Directions: Leave out the pictures and print precisely the lines from the line with "Decode this image" to the final line of the entries, both ends included.

Excerpted records:
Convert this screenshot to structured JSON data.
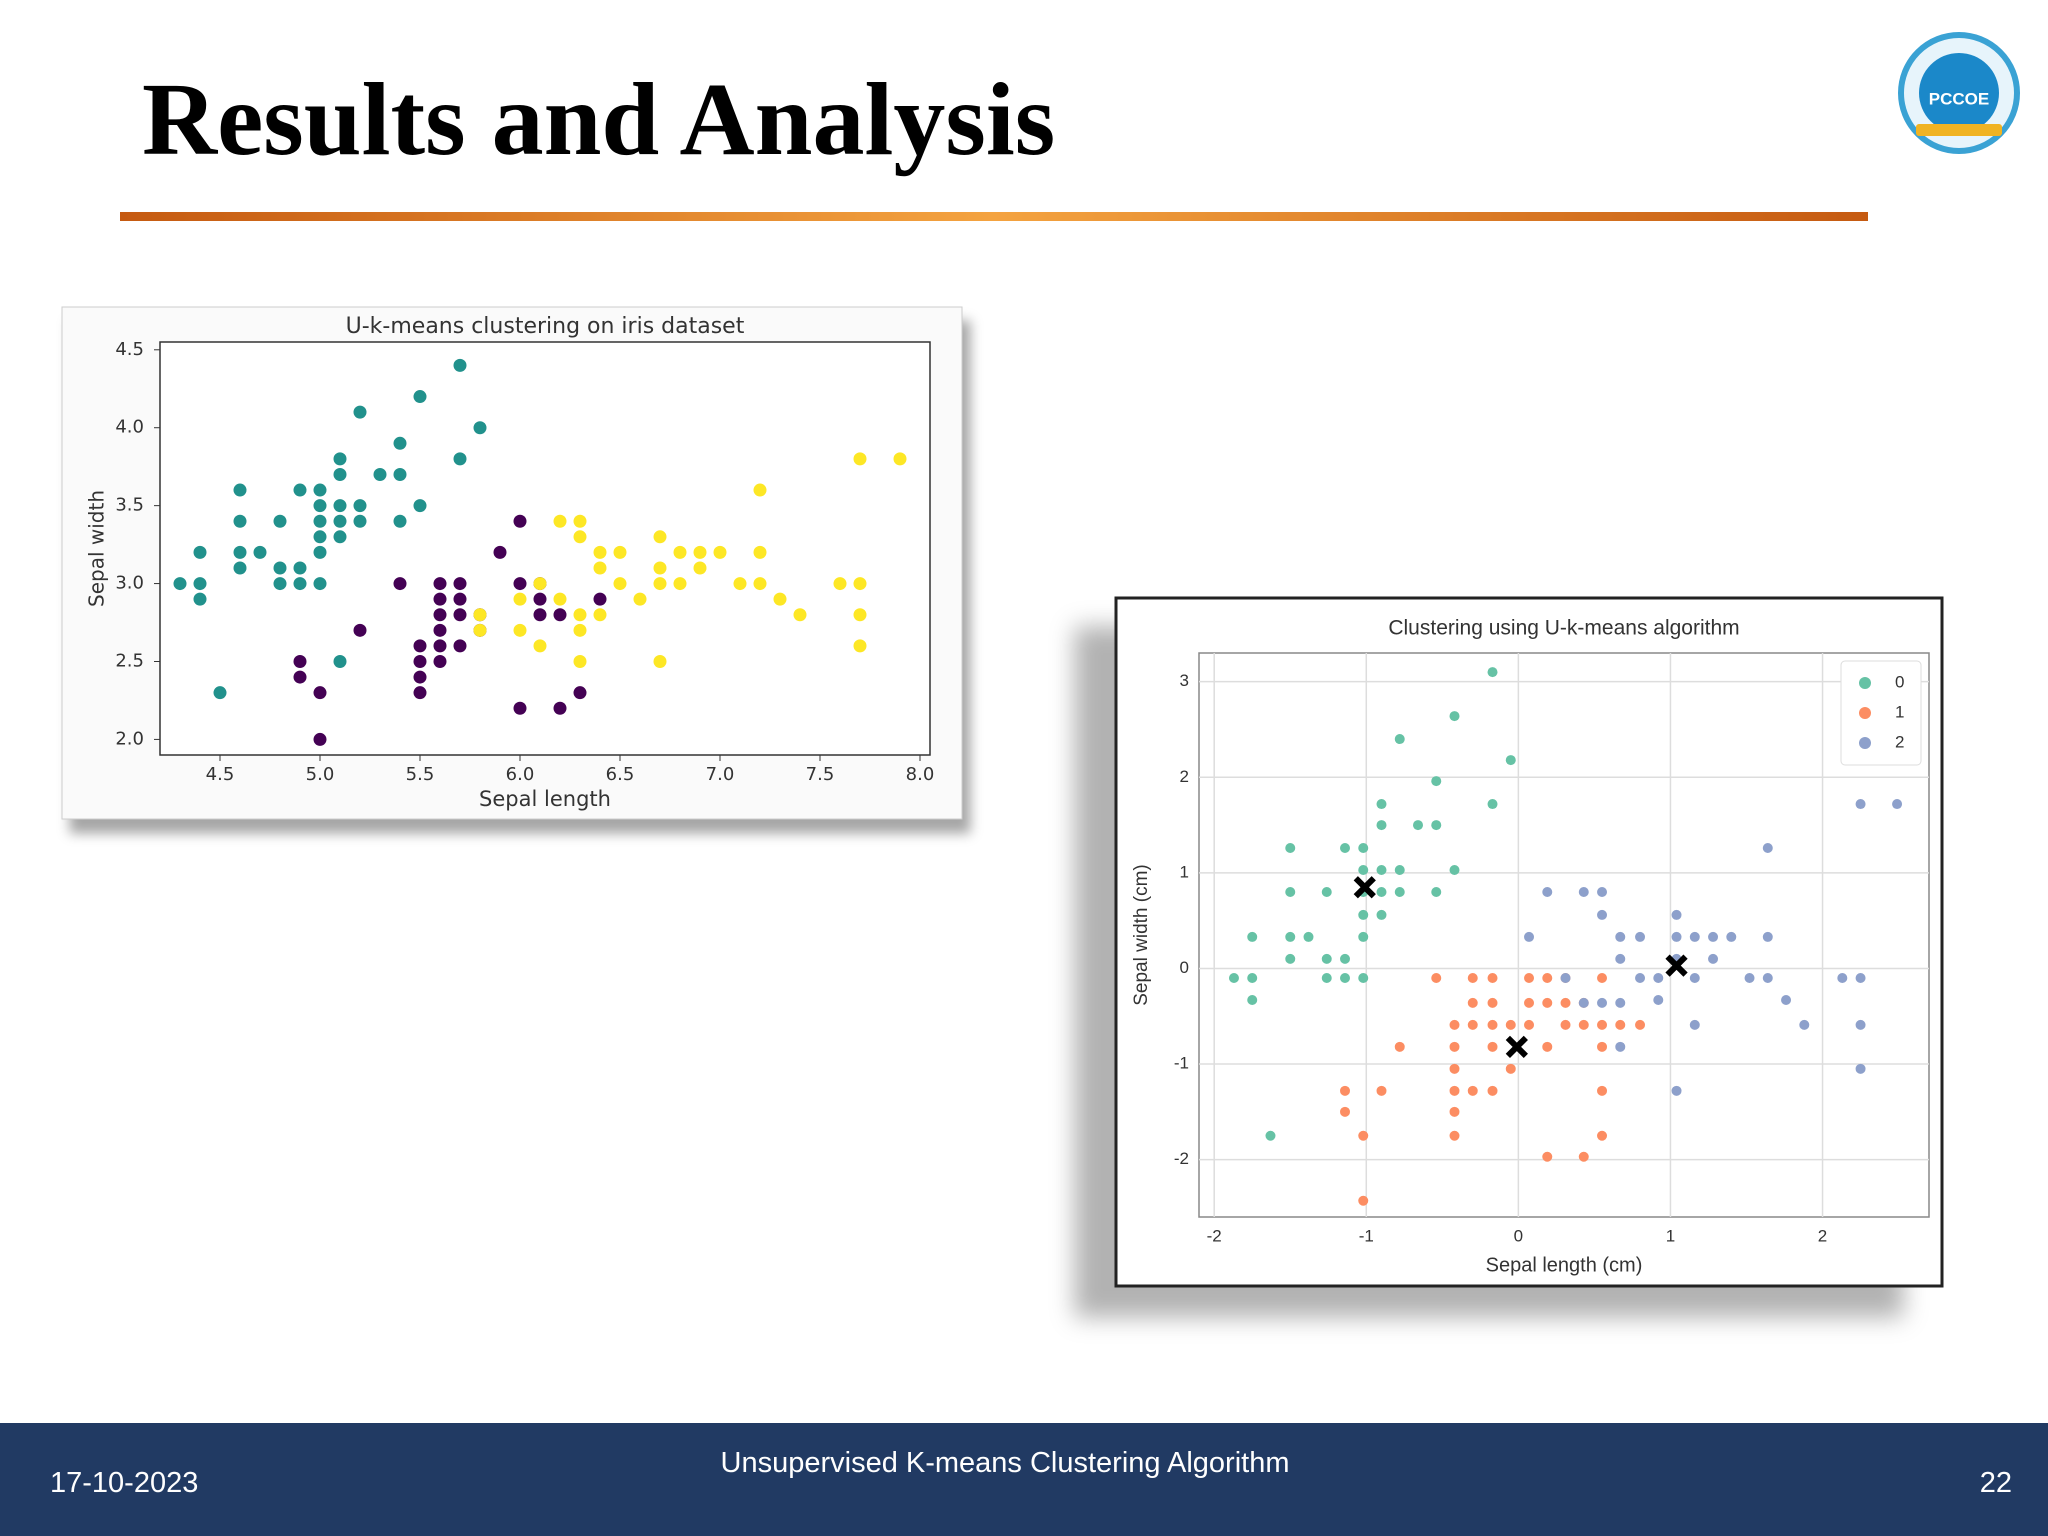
{
  "slide": {
    "title": "Results and Analysis",
    "logo_text": "PCCOE",
    "date": "17-10-2023",
    "footer": "Unsupervised K-means Clustering Algorithm",
    "page_number": "22"
  },
  "chart_data": [
    {
      "type": "scatter",
      "title": "U-k-means clustering on iris dataset",
      "x_label": "Sepal length",
      "y_label": "Sepal width",
      "xlim": [
        4.2,
        8.05
      ],
      "ylim": [
        1.9,
        4.55
      ],
      "xticks": [
        4.5,
        {
          "value": 5,
          "label": "5.0"
        },
        5.5,
        {
          "value": 6,
          "label": "6.0"
        },
        6.5,
        {
          "value": 7,
          "label": "7.0"
        },
        7.5,
        {
          "value": 8,
          "label": "8.0"
        }
      ],
      "yticks": [
        {
          "value": 2,
          "label": "2.0"
        },
        2.5,
        {
          "value": 3,
          "label": "3.0"
        },
        3.5,
        {
          "value": 4,
          "label": "4.0"
        },
        4.5
      ],
      "grid": false,
      "series": [
        {
          "color": "#21918c",
          "x": [
            4.3,
            4.4,
            4.4,
            4.4,
            4.5,
            4.6,
            4.6,
            4.6,
            4.6,
            4.7,
            4.8,
            4.8,
            4.8,
            4.9,
            4.9,
            4.9,
            5.0,
            5.0,
            5.0,
            5.0,
            5.0,
            5.0,
            5.1,
            5.1,
            5.1,
            5.1,
            5.1,
            5.2,
            5.2,
            5.2,
            5.3,
            5.4,
            5.4,
            5.4,
            5.5,
            5.5,
            5.7,
            5.7,
            5.8,
            5.1
          ],
          "y": [
            3.0,
            3.0,
            2.9,
            3.2,
            2.3,
            3.1,
            3.2,
            3.4,
            3.6,
            3.2,
            3.0,
            3.1,
            3.4,
            3.0,
            3.1,
            3.6,
            3.0,
            3.2,
            3.3,
            3.4,
            3.5,
            3.6,
            3.3,
            3.4,
            3.5,
            3.7,
            3.8,
            3.4,
            3.5,
            4.1,
            3.7,
            3.4,
            3.7,
            3.9,
            3.5,
            4.2,
            3.8,
            4.4,
            4.0,
            2.5
          ]
        },
        {
          "color": "#440154",
          "x": [
            4.9,
            4.9,
            5.0,
            5.0,
            5.2,
            5.4,
            5.5,
            5.5,
            5.5,
            5.5,
            5.6,
            5.6,
            5.6,
            5.6,
            5.6,
            5.6,
            5.7,
            5.7,
            5.7,
            5.7,
            5.8,
            5.8,
            5.9,
            6.0,
            6.0,
            6.0,
            6.1,
            6.1,
            6.1,
            6.2,
            6.2,
            6.3,
            6.4
          ],
          "y": [
            2.4,
            2.5,
            2.0,
            2.3,
            2.7,
            3.0,
            2.3,
            2.4,
            2.5,
            2.6,
            2.5,
            2.6,
            2.7,
            2.8,
            2.9,
            3.0,
            2.6,
            2.8,
            2.9,
            3.0,
            2.7,
            2.8,
            3.2,
            2.2,
            3.0,
            3.4,
            2.8,
            2.9,
            3.0,
            2.2,
            2.8,
            2.3,
            2.9
          ]
        },
        {
          "color": "#fde725",
          "x": [
            5.8,
            5.8,
            6.0,
            6.0,
            6.1,
            6.1,
            6.2,
            6.2,
            6.3,
            6.3,
            6.3,
            6.3,
            6.3,
            6.4,
            6.4,
            6.4,
            6.5,
            6.5,
            6.6,
            6.7,
            6.7,
            6.7,
            6.7,
            6.8,
            6.8,
            6.9,
            6.9,
            7.0,
            7.1,
            7.2,
            7.2,
            7.2,
            7.3,
            7.4,
            7.6,
            7.7,
            7.7,
            7.7,
            7.7,
            7.9
          ],
          "y": [
            2.7,
            2.8,
            2.7,
            2.9,
            3.0,
            2.6,
            2.9,
            3.4,
            2.5,
            2.7,
            2.8,
            3.3,
            3.4,
            2.8,
            3.1,
            3.2,
            3.0,
            3.2,
            2.9,
            2.5,
            3.0,
            3.1,
            3.3,
            3.0,
            3.2,
            3.1,
            3.2,
            3.2,
            3.0,
            3.0,
            3.2,
            3.6,
            2.9,
            2.8,
            3.0,
            2.6,
            2.8,
            3.0,
            3.8,
            3.8
          ]
        }
      ]
    },
    {
      "type": "scatter",
      "title": "Clustering using U-k-means algorithm",
      "x_label": "Sepal length (cm)",
      "y_label": "Sepal width (cm)",
      "xlim": [
        -2.1,
        2.7
      ],
      "ylim": [
        -2.6,
        3.3
      ],
      "xticks": [
        -2,
        -1,
        0,
        1,
        2
      ],
      "yticks": [
        -2,
        -1,
        0,
        1,
        2,
        3
      ],
      "grid": true,
      "legend": "upper right",
      "series": [
        {
          "name": "0",
          "color": "#66c2a5",
          "x": [
            -1.87,
            -1.75,
            -1.75,
            -1.75,
            -1.63,
            -1.5,
            -1.5,
            -1.5,
            -1.5,
            -1.38,
            -1.26,
            -1.26,
            -1.26,
            -1.14,
            -1.14,
            -1.14,
            -1.02,
            -1.02,
            -1.02,
            -1.02,
            -1.02,
            -1.02,
            -0.9,
            -0.9,
            -0.9,
            -0.9,
            -0.9,
            -0.78,
            -0.78,
            -0.66,
            -0.78,
            -0.54,
            -0.54,
            -0.54,
            -0.42,
            -0.42,
            -0.17,
            -0.17,
            -0.05
          ],
          "y": [
            -0.1,
            -0.1,
            -0.33,
            0.33,
            -1.75,
            0.1,
            0.33,
            0.8,
            1.26,
            0.33,
            -0.1,
            0.1,
            0.8,
            -0.1,
            0.1,
            1.26,
            -0.1,
            0.33,
            0.56,
            0.8,
            1.03,
            1.26,
            0.56,
            0.8,
            1.03,
            1.5,
            1.72,
            0.8,
            1.03,
            1.5,
            2.4,
            1.5,
            0.8,
            1.96,
            1.03,
            2.64,
            1.72,
            3.1,
            2.18
          ]
        },
        {
          "name": "1",
          "color": "#fc8d62",
          "x": [
            -1.14,
            -1.14,
            -1.02,
            -1.02,
            -0.9,
            -0.78,
            -0.54,
            -0.42,
            -0.42,
            -0.42,
            -0.42,
            -0.42,
            -0.42,
            -0.3,
            -0.3,
            -0.3,
            -0.3,
            -0.17,
            -0.17,
            -0.17,
            -0.17,
            -0.17,
            -0.05,
            -0.05,
            0.07,
            0.07,
            0.07,
            0.19,
            0.19,
            0.19,
            0.19,
            0.31,
            0.31,
            0.31,
            0.43,
            0.43,
            0.43,
            0.55,
            0.55,
            0.55,
            0.55,
            0.55,
            0.67,
            0.8
          ],
          "y": [
            -1.28,
            -1.5,
            -1.75,
            -2.43,
            -1.28,
            -0.82,
            -0.1,
            -0.59,
            -0.82,
            -1.05,
            -1.28,
            -1.5,
            -1.75,
            -0.1,
            -0.36,
            -0.59,
            -1.28,
            -0.1,
            -0.36,
            -0.59,
            -0.82,
            -1.28,
            -0.59,
            -1.05,
            -0.1,
            -0.36,
            -0.59,
            -0.1,
            -0.36,
            -0.82,
            -1.97,
            -0.1,
            -0.36,
            -0.59,
            -0.36,
            -0.59,
            -1.97,
            -0.1,
            -0.59,
            -0.82,
            -1.28,
            -1.75,
            -0.59,
            -0.59
          ]
        },
        {
          "name": "2",
          "color": "#8da0cb",
          "x": [
            0.07,
            0.19,
            0.31,
            0.43,
            0.43,
            0.55,
            0.55,
            0.55,
            0.67,
            0.67,
            0.67,
            0.67,
            0.8,
            0.8,
            0.92,
            0.92,
            1.04,
            1.04,
            1.04,
            1.04,
            1.16,
            1.16,
            1.16,
            1.28,
            1.28,
            1.4,
            1.52,
            1.64,
            1.64,
            1.64,
            1.76,
            1.88,
            2.13,
            2.25,
            2.25,
            2.25,
            2.25,
            2.49
          ],
          "y": [
            0.33,
            0.8,
            -0.1,
            -0.36,
            0.8,
            -0.36,
            0.56,
            0.8,
            -0.36,
            -0.82,
            0.1,
            0.33,
            -0.1,
            0.33,
            -0.1,
            -0.33,
            0.1,
            0.33,
            0.56,
            -1.28,
            -0.1,
            0.33,
            -0.59,
            0.33,
            0.1,
            0.33,
            -0.1,
            -0.1,
            0.33,
            1.26,
            -0.33,
            -0.59,
            -0.1,
            -0.1,
            -0.59,
            -1.05,
            1.72,
            1.72
          ]
        },
        {
          "color": "#000000",
          "marker": "x",
          "x": [
            -1.01,
            -0.01,
            1.04
          ],
          "y": [
            0.85,
            -0.82,
            0.03
          ]
        }
      ]
    }
  ]
}
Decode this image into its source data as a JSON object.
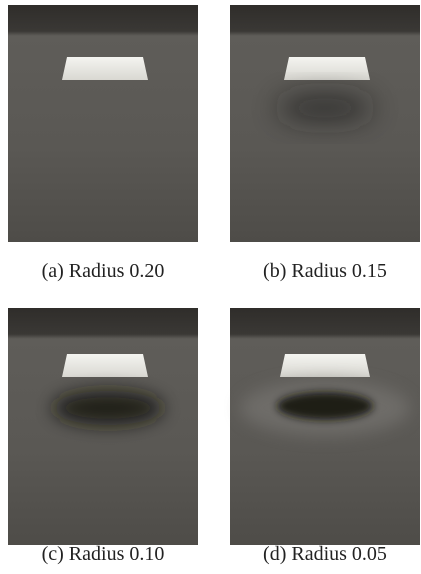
{
  "figure": {
    "panels": [
      {
        "caption": "(a) Radius 0.20"
      },
      {
        "caption": "(b) Radius 0.15"
      },
      {
        "caption": "(c) Radius 0.10"
      },
      {
        "caption": "(d) Radius 0.05"
      }
    ]
  }
}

The response:
Decode this image into its source data as a JSON object.
{
  "figure": {
    "panels": [
      {
        "caption": "(a) Radius 0.20"
      },
      {
        "caption": "(b) Radius 0.15"
      },
      {
        "caption": "(c) Radius 0.10"
      },
      {
        "caption": "(d) Radius 0.05"
      }
    ]
  }
}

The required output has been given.